Stored entries:
• • • •

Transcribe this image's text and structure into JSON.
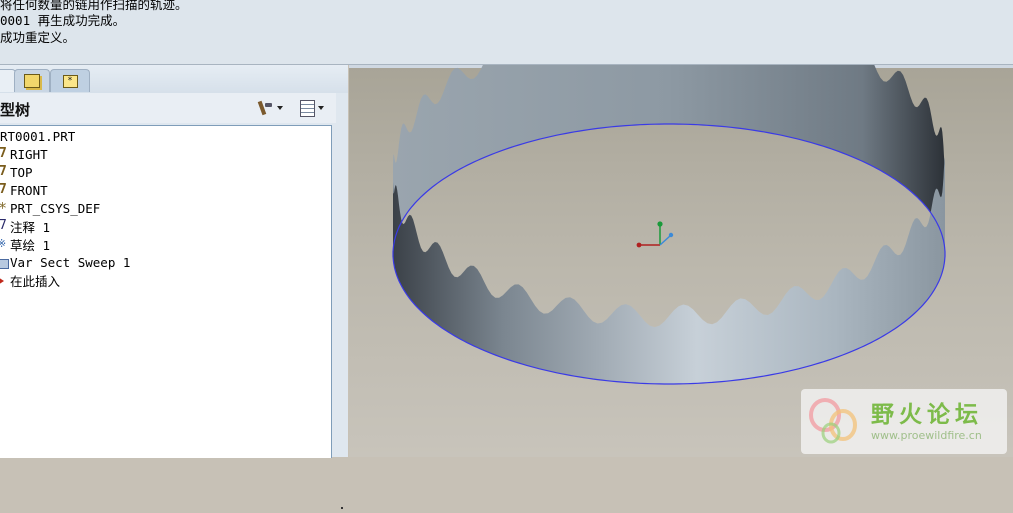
{
  "messages": [
    "将任何数量的链用作扫描的轨迹。",
    "0001 再生成功完成。",
    "成功重定义。"
  ],
  "panel": {
    "title": "模型树",
    "visible_title": "型树",
    "tabs": [
      {
        "icon": "model-tree-tab-icon"
      },
      {
        "icon": "folder-browser-tab-icon"
      },
      {
        "icon": "favorites-tab-icon"
      }
    ]
  },
  "model_tree": {
    "items": [
      {
        "label": "RT0001.PRT",
        "icon": "part-icon"
      },
      {
        "label": "RIGHT",
        "icon": "datum-plane-icon"
      },
      {
        "label": "TOP",
        "icon": "datum-plane-icon"
      },
      {
        "label": "FRONT",
        "icon": "datum-plane-icon"
      },
      {
        "label": "PRT_CSYS_DEF",
        "icon": "csys-icon"
      },
      {
        "label": "注释 1",
        "icon": "note-icon"
      },
      {
        "label": "草绘 1",
        "icon": "sketch-icon"
      },
      {
        "label": "Var Sect Sweep 1",
        "icon": "sweep-icon"
      },
      {
        "label": "在此插入",
        "icon": "insert-here-icon"
      }
    ]
  },
  "watermark": {
    "title": "野火论坛",
    "url": "www.proewildfire.cn"
  },
  "colors": {
    "message_bg": "#dde5ec",
    "panel_bg": "#dfe7ef",
    "viewport_bg": "#bbb7ac",
    "edge_blue": "#3a3ae6",
    "watermark_green": "#7dbb4a"
  }
}
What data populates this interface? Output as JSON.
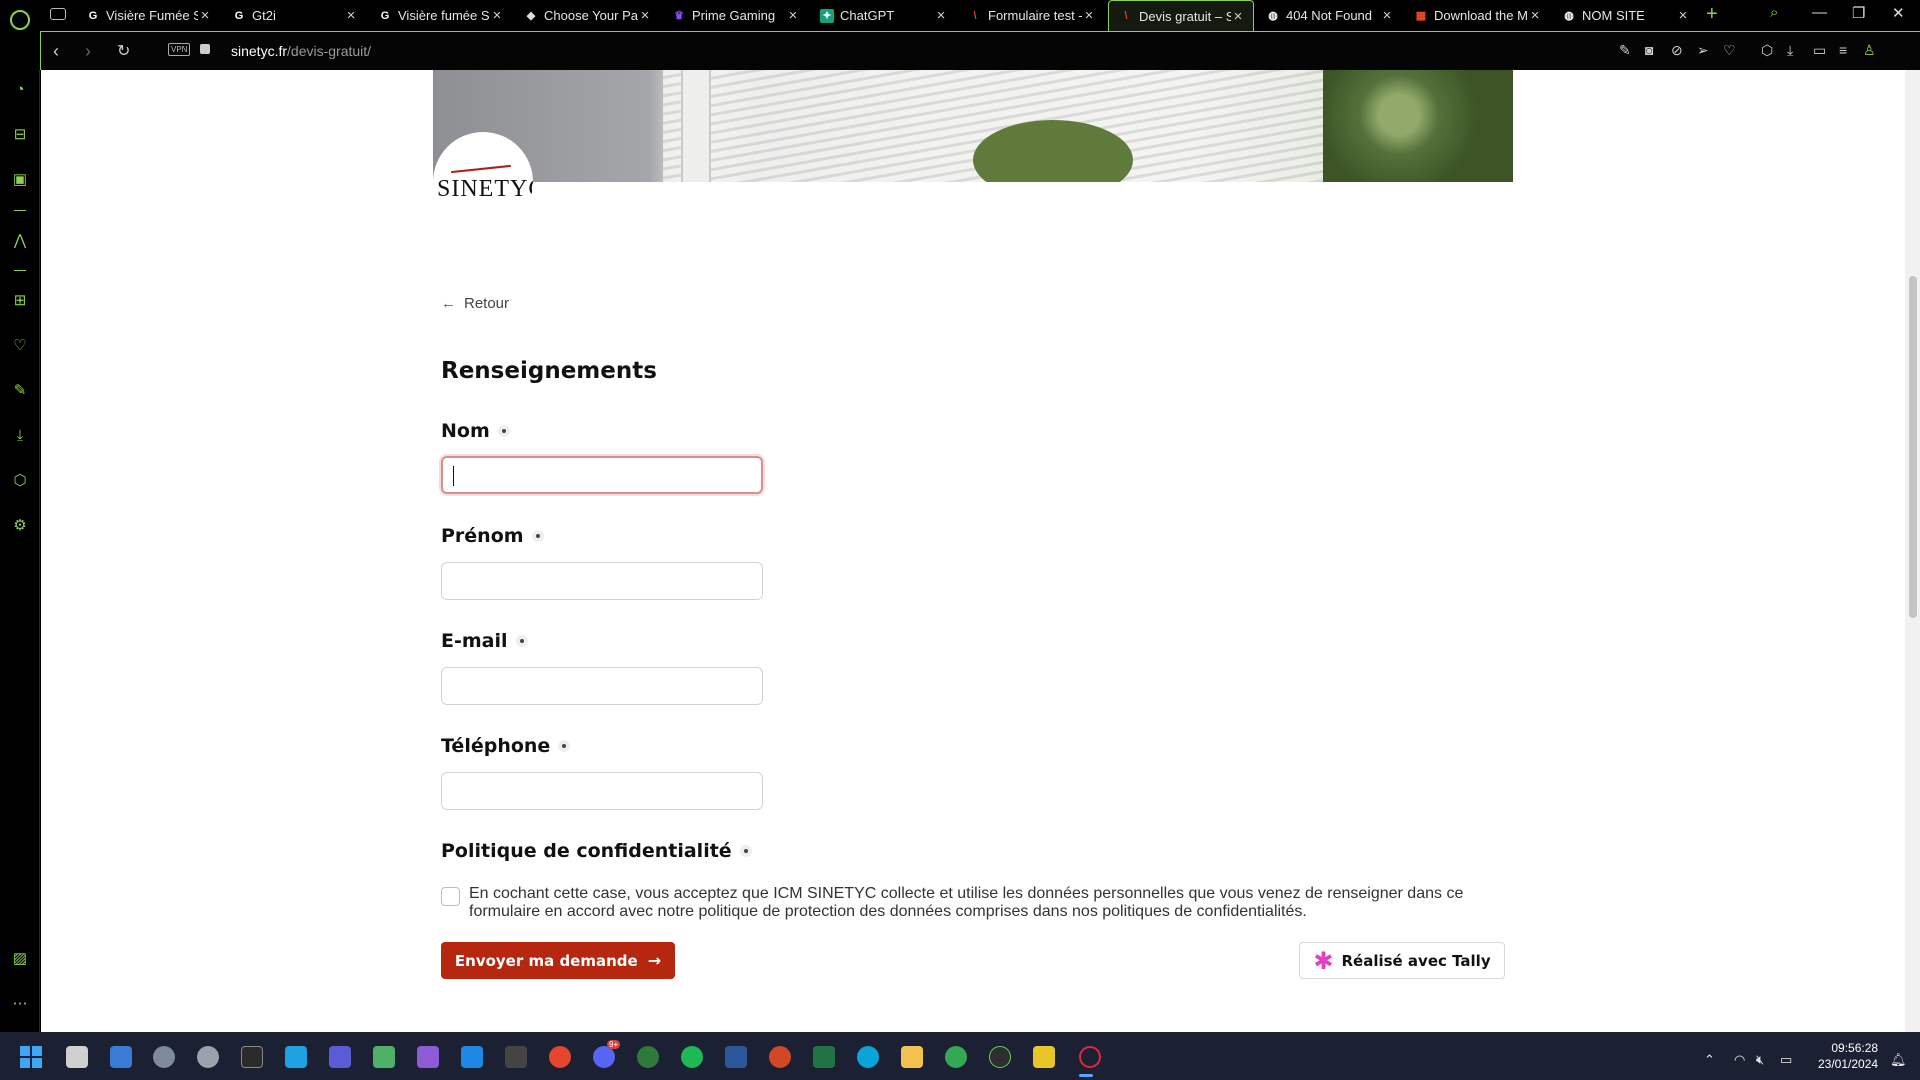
{
  "browser": {
    "tabs": [
      {
        "title": "Visière Fumée Sp",
        "favicon": "G",
        "fav_color": "#ffffff",
        "fav_bg": "transparent"
      },
      {
        "title": "Gt2i",
        "favicon": "G",
        "fav_color": "#ffffff",
        "fav_bg": "transparent"
      },
      {
        "title": "Visière fumée Sp",
        "favicon": "G",
        "fav_color": "#ffffff",
        "fav_bg": "transparent"
      },
      {
        "title": "Choose Your Part",
        "favicon": "◆",
        "fav_color": "#dddddd",
        "fav_bg": "transparent"
      },
      {
        "title": "Prime Gaming",
        "favicon": "♛",
        "fav_color": "#9146ff",
        "fav_bg": "transparent"
      },
      {
        "title": "ChatGPT",
        "favicon": "✦",
        "fav_color": "#ffffff",
        "fav_bg": "#10a37f"
      },
      {
        "title": "Formulaire test -",
        "favicon": "\\",
        "fav_color": "#e0382a",
        "fav_bg": "transparent"
      },
      {
        "title": "Devis gratuit – Sin",
        "favicon": "\\",
        "fav_color": "#e0382a",
        "fav_bg": "transparent"
      },
      {
        "title": "404 Not Found",
        "favicon": "◍",
        "fav_color": "#ffffff",
        "fav_bg": "transparent"
      },
      {
        "title": "Download the Mi",
        "favicon": "▦",
        "fav_color": "#f25022",
        "fav_bg": "transparent"
      },
      {
        "title": "NOM SITE",
        "favicon": "◍",
        "fav_color": "#ffffff",
        "fav_bg": "transparent"
      }
    ],
    "active_tab_index": 7,
    "address": {
      "domain": "sinetyc.fr",
      "path": "/devis-gratuit/"
    },
    "vpn_label": "VPN",
    "accent": "#8fd14f"
  },
  "page": {
    "logo_text": "SINETYC",
    "back_label": "Retour",
    "section_title": "Renseignements",
    "fields": [
      {
        "label": "Nom",
        "value": ""
      },
      {
        "label": "Prénom",
        "value": ""
      },
      {
        "label": "E-mail",
        "value": ""
      },
      {
        "label": "Téléphone",
        "value": ""
      }
    ],
    "privacy_title": "Politique de confidentialité",
    "consent_text": "En cochant cette case, vous acceptez que ICM SINETYC collecte et utilise les données personnelles que vous venez de renseigner dans ce formulaire en accord avec notre politique de protection des données comprises dans nos politiques de confidentialités.",
    "submit_label": "Envoyer ma demande",
    "tally_label": "Réalisé avec Tally",
    "button_color": "#b5280f"
  },
  "taskbar": {
    "time": "09:56:28",
    "date": "23/01/2024",
    "discord_badge": "9+"
  }
}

• • • •

Written problem.
Except for the pictures, give all the material above again verbatim.

Answer to this exercise.
Transcribe this image's text and structure into JSON.
{
  "messages": [
    "将任何数量的链用作扫描的轨迹。",
    "0001 再生成功完成。",
    "成功重定义。"
  ],
  "panel": {
    "title": "模型树",
    "visible_title": "型树",
    "tabs": [
      {
        "icon": "model-tree-tab-icon"
      },
      {
        "icon": "folder-browser-tab-icon"
      },
      {
        "icon": "favorites-tab-icon"
      }
    ]
  },
  "model_tree": {
    "items": [
      {
        "label": "RT0001.PRT",
        "icon": "part-icon"
      },
      {
        "label": "RIGHT",
        "icon": "datum-plane-icon"
      },
      {
        "label": "TOP",
        "icon": "datum-plane-icon"
      },
      {
        "label": "FRONT",
        "icon": "datum-plane-icon"
      },
      {
        "label": "PRT_CSYS_DEF",
        "icon": "csys-icon"
      },
      {
        "label": "注释 1",
        "icon": "note-icon"
      },
      {
        "label": "草绘 1",
        "icon": "sketch-icon"
      },
      {
        "label": "Var Sect Sweep 1",
        "icon": "sweep-icon"
      },
      {
        "label": "在此插入",
        "icon": "insert-here-icon"
      }
    ]
  },
  "watermark": {
    "title": "野火论坛",
    "url": "www.proewildfire.cn"
  },
  "colors": {
    "message_bg": "#dde5ec",
    "panel_bg": "#dfe7ef",
    "viewport_bg": "#bbb7ac",
    "edge_blue": "#3a3ae6",
    "watermark_green": "#7dbb4a"
  }
}
What data populates this interface? Output as JSON.
{
  "browser": {
    "tabs": [
      {
        "title": "Visière Fumée Sp",
        "favicon": "G",
        "fav_color": "#ffffff",
        "fav_bg": "transparent"
      },
      {
        "title": "Gt2i",
        "favicon": "G",
        "fav_color": "#ffffff",
        "fav_bg": "transparent"
      },
      {
        "title": "Visière fumée Sp",
        "favicon": "G",
        "fav_color": "#ffffff",
        "fav_bg": "transparent"
      },
      {
        "title": "Choose Your Part",
        "favicon": "◆",
        "fav_color": "#dddddd",
        "fav_bg": "transparent"
      },
      {
        "title": "Prime Gaming",
        "favicon": "♛",
        "fav_color": "#9146ff",
        "fav_bg": "transparent"
      },
      {
        "title": "ChatGPT",
        "favicon": "✦",
        "fav_color": "#ffffff",
        "fav_bg": "#10a37f"
      },
      {
        "title": "Formulaire test -",
        "favicon": "\\",
        "fav_color": "#e0382a",
        "fav_bg": "transparent"
      },
      {
        "title": "Devis gratuit – Sin",
        "favicon": "\\",
        "fav_color": "#e0382a",
        "fav_bg": "transparent"
      },
      {
        "title": "404 Not Found",
        "favicon": "◍",
        "fav_color": "#ffffff",
        "fav_bg": "transparent"
      },
      {
        "title": "Download the Mi",
        "favicon": "▦",
        "fav_color": "#f25022",
        "fav_bg": "transparent"
      },
      {
        "title": "NOM SITE",
        "favicon": "◍",
        "fav_color": "#ffffff",
        "fav_bg": "transparent"
      }
    ],
    "active_tab_index": 7,
    "address": {
      "domain": "sinetyc.fr",
      "path": "/devis-gratuit/"
    },
    "vpn_label": "VPN",
    "accent": "#8fd14f"
  },
  "page": {
    "logo_text": "SINETYC",
    "back_label": "Retour",
    "section_title": "Renseignements",
    "fields": [
      {
        "label": "Nom",
        "value": ""
      },
      {
        "label": "Prénom",
        "value": ""
      },
      {
        "label": "E-mail",
        "value": ""
      },
      {
        "label": "Téléphone",
        "value": ""
      }
    ],
    "privacy_title": "Politique de confidentialité",
    "consent_text": "En cochant cette case, vous acceptez que ICM SINETYC collecte et utilise les données personnelles que vous venez de renseigner dans ce formulaire en accord avec notre politique de protection des données comprises dans nos politiques de confidentialités.",
    "submit_label": "Envoyer ma demande",
    "tally_label": "Réalisé avec Tally",
    "button_color": "#b5280f"
  },
  "taskbar": {
    "time": "09:56:28",
    "date": "23/01/2024",
    "discord_badge": "9+"
  }
}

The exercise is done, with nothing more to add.